* What is required: Collect every line below that contains the word "values".

Structured figure records:
--- begin ---

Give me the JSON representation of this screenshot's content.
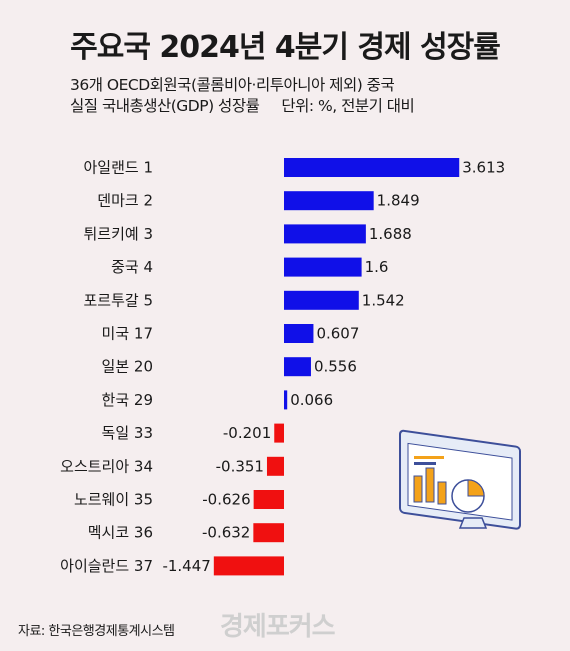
{
  "title": "주요국 2024년 4분기 경제 성장률",
  "subtitle_line1": "36개 OECD회원국(콜롬비아·리투아니아 제외) 중국",
  "subtitle_line2": "실질 국내총생산(GDP) 성장률",
  "unit": "단위: %, 전분기 대비",
  "source": "자료: 한국은행경제통계시스템",
  "watermark": "경제포커스",
  "colors": {
    "positive": "#1010e8",
    "negative": "#f01010",
    "background": "#f5eeef"
  },
  "illustration_icon": "monitor-chart-icon",
  "chart_data": {
    "type": "bar",
    "orientation": "horizontal",
    "title": "주요국 2024년 4분기 경제 성장률",
    "categories": [
      "아일랜드 1",
      "덴마크 2",
      "튀르키예 3",
      "중국 4",
      "포르투갈 5",
      "미국 17",
      "일본 20",
      "한국 29",
      "독일 33",
      "오스트리아 34",
      "노르웨이 35",
      "멕시코 36",
      "아이슬란드 37"
    ],
    "values": [
      3.613,
      1.849,
      1.688,
      1.6,
      1.542,
      0.607,
      0.556,
      0.066,
      -0.201,
      -0.351,
      -0.626,
      -0.632,
      -1.447
    ],
    "value_labels": [
      "3.613",
      "1.849",
      "1.688",
      "1.6",
      "1.542",
      "0.607",
      "0.556",
      "0.066",
      "-0.201",
      "-0.351",
      "-0.626",
      "-0.632",
      "-1.447"
    ],
    "xlabel": "",
    "ylabel": "",
    "grid": false,
    "legend": "none"
  }
}
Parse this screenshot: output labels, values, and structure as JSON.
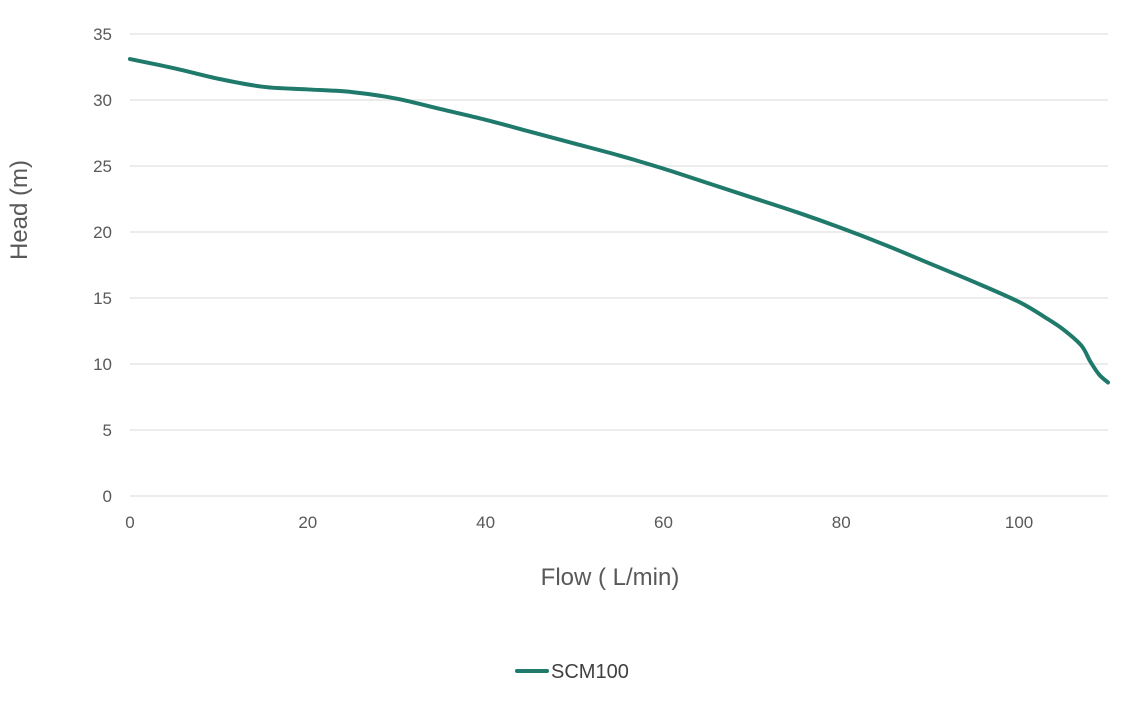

--- end ---

* Solution:
    "values": [
Parse this screenshot: output labels, values, and structure as JSON.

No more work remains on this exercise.